WHAT IS BEING ASKED:
Find every line with "ylabel" in it, then report how many there are and nothing more.
· · · · · · ·
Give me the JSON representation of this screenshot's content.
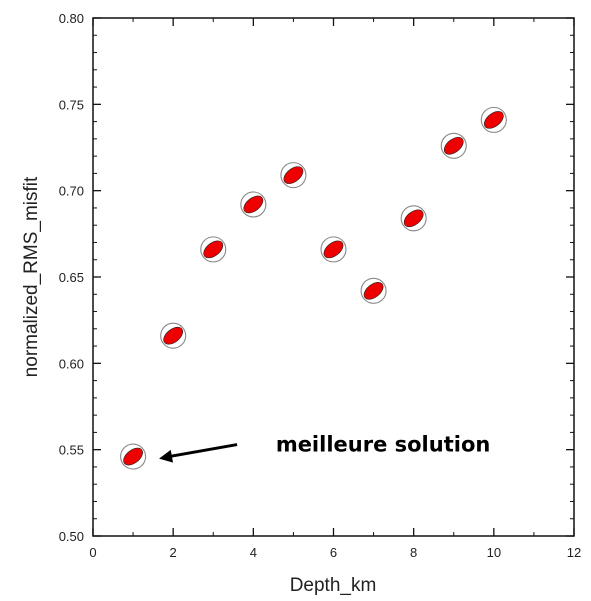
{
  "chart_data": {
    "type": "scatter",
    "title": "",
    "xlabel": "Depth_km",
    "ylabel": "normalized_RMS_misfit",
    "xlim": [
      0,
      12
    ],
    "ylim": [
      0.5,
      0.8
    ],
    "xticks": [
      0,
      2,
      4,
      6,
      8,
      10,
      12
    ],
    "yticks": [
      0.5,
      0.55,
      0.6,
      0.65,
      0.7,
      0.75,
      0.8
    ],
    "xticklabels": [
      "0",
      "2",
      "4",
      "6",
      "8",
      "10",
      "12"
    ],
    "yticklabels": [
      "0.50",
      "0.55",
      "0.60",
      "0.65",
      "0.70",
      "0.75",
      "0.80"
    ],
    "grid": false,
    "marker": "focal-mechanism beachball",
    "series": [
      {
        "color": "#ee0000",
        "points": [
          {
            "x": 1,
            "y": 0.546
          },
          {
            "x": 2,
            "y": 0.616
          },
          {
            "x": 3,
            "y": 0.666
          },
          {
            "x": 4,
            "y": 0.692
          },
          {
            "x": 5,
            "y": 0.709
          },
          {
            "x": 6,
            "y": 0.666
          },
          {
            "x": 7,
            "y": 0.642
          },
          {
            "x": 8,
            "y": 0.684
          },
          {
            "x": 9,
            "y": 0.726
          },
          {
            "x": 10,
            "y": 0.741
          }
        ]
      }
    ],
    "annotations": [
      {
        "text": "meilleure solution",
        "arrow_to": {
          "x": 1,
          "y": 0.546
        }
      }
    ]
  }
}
· · · · · · ·
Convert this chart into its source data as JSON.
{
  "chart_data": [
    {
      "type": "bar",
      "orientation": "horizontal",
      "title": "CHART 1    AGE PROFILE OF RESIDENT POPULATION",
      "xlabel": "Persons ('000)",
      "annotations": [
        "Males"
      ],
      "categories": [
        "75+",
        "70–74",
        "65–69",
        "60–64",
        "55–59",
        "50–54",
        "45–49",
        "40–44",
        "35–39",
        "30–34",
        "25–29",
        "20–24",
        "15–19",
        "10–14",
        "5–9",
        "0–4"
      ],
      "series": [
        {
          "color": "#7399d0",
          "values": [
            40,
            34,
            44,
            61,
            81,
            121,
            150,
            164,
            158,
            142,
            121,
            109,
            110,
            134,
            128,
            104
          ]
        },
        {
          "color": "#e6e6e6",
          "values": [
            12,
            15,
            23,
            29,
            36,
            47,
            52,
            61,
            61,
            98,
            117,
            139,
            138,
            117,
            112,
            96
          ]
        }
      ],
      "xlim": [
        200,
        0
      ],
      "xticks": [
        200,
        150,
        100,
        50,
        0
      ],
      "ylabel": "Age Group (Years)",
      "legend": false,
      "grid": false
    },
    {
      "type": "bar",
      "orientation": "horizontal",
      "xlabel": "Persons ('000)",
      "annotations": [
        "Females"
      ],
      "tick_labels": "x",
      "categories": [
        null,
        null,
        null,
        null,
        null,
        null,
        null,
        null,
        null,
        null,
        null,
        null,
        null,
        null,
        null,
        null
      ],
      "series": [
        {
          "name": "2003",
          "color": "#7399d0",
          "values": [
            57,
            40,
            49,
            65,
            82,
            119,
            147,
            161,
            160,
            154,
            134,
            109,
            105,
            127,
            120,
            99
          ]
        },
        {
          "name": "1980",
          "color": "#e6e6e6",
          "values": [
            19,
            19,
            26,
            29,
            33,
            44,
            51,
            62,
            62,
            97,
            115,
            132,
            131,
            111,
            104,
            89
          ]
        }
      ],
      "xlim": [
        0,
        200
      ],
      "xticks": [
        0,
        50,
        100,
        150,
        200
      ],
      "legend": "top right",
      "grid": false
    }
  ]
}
· · · · · · ·
RESULT:
2